* WORK TO BE COMPLETED *
Transcribe the entries below exactly.
● ● ●
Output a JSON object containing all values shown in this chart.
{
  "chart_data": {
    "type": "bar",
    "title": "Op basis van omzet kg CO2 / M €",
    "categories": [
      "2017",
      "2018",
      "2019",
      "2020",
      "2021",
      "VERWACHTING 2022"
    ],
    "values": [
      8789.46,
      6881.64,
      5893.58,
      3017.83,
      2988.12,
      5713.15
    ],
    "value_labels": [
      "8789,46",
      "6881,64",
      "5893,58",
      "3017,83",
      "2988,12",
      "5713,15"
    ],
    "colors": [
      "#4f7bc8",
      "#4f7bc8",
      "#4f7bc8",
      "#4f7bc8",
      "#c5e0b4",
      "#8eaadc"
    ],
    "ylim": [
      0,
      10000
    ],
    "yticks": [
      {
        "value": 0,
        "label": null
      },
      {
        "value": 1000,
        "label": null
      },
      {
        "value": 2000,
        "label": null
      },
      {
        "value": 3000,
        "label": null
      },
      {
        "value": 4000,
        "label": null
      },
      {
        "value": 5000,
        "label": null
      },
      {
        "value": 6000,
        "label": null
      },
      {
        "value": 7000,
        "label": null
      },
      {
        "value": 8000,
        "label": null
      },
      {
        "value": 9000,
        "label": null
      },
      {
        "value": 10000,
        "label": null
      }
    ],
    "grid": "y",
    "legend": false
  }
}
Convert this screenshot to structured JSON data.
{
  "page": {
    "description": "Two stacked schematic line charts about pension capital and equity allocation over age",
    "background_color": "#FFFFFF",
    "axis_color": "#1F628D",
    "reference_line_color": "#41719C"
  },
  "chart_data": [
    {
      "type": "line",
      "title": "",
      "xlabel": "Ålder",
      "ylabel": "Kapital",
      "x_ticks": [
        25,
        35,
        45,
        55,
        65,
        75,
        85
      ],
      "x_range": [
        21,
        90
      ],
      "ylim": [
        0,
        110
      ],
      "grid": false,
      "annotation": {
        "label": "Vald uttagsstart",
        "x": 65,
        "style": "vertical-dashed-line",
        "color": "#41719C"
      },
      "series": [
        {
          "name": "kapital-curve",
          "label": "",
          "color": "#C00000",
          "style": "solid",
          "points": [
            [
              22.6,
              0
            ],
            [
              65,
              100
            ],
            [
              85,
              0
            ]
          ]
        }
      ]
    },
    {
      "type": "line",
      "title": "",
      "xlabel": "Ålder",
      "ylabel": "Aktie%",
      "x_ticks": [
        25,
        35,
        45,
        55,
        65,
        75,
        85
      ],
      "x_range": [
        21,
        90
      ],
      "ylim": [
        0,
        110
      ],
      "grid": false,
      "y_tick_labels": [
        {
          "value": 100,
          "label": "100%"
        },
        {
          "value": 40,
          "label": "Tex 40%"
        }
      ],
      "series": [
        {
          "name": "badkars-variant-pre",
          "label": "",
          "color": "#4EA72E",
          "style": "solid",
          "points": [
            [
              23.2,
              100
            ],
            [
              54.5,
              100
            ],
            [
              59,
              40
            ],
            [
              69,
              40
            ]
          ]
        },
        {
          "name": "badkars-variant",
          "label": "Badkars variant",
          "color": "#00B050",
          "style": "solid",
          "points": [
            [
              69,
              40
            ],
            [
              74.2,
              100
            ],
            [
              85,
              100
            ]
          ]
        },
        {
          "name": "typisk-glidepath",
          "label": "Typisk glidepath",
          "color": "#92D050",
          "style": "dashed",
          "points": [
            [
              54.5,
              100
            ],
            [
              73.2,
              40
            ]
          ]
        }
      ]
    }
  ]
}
● ● ●
* EXERCISE OUTPUT *
Output a JSON object containing all values shown in this chart.
{
  "chart_data": {
    "type": "bar",
    "title": "Op basis van omzet kg CO2 / M €",
    "categories": [
      "2017",
      "2018",
      "2019",
      "2020",
      "2021",
      "VERWACHTING 2022"
    ],
    "values": [
      8789.46,
      6881.64,
      5893.58,
      3017.83,
      2988.12,
      5713.15
    ],
    "value_labels": [
      "8789,46",
      "6881,64",
      "5893,58",
      "3017,83",
      "2988,12",
      "5713,15"
    ],
    "colors": [
      "#4f7bc8",
      "#4f7bc8",
      "#4f7bc8",
      "#4f7bc8",
      "#c5e0b4",
      "#8eaadc"
    ],
    "ylim": [
      0,
      10000
    ],
    "yticks": [
      {
        "value": 0,
        "label": null
      },
      {
        "value": 1000,
        "label": null
      },
      {
        "value": 2000,
        "label": null
      },
      {
        "value": 3000,
        "label": null
      },
      {
        "value": 4000,
        "label": null
      },
      {
        "value": 5000,
        "label": null
      },
      {
        "value": 6000,
        "label": null
      },
      {
        "value": 7000,
        "label": null
      },
      {
        "value": 8000,
        "label": null
      },
      {
        "value": 9000,
        "label": null
      },
      {
        "value": 10000,
        "label": null
      }
    ],
    "grid": "y",
    "legend": false
  }
}
Convert this screenshot to structured JSON data.
{
  "page": {
    "description": "Two stacked schematic line charts about pension capital and equity allocation over age",
    "background_color": "#FFFFFF",
    "axis_color": "#1F628D",
    "reference_line_color": "#41719C"
  },
  "chart_data": [
    {
      "type": "line",
      "title": "",
      "xlabel": "Ålder",
      "ylabel": "Kapital",
      "x_ticks": [
        25,
        35,
        45,
        55,
        65,
        75,
        85
      ],
      "x_range": [
        21,
        90
      ],
      "ylim": [
        0,
        110
      ],
      "grid": false,
      "annotation": {
        "label": "Vald uttagsstart",
        "x": 65,
        "style": "vertical-dashed-line",
        "color": "#41719C"
      },
      "series": [
        {
          "name": "kapital-curve",
          "label": "",
          "color": "#C00000",
          "style": "solid",
          "points": [
            [
              22.6,
              0
            ],
            [
              65,
              100
            ],
            [
              85,
              0
            ]
          ]
        }
      ]
    },
    {
      "type": "line",
      "title": "",
      "xlabel": "Ålder",
      "ylabel": "Aktie%",
      "x_ticks": [
        25,
        35,
        45,
        55,
        65,
        75,
        85
      ],
      "x_range": [
        21,
        90
      ],
      "ylim": [
        0,
        110
      ],
      "grid": false,
      "y_tick_labels": [
        {
          "value": 100,
          "label": "100%"
        },
        {
          "value": 40,
          "label": "Tex 40%"
        }
      ],
      "series": [
        {
          "name": "badkars-variant-pre",
          "label": "",
          "color": "#4EA72E",
          "style": "solid",
          "points": [
            [
              23.2,
              100
            ],
            [
              54.5,
              100
            ],
            [
              59,
              40
            ],
            [
              69,
              40
            ]
          ]
        },
        {
          "name": "badkars-variant",
          "label": "Badkars variant",
          "color": "#00B050",
          "style": "solid",
          "points": [
            [
              69,
              40
            ],
            [
              74.2,
              100
            ],
            [
              85,
              100
            ]
          ]
        },
        {
          "name": "typisk-glidepath",
          "label": "Typisk glidepath",
          "color": "#92D050",
          "style": "dashed",
          "points": [
            [
              54.5,
              100
            ],
            [
              73.2,
              40
            ]
          ]
        }
      ]
    }
  ]
}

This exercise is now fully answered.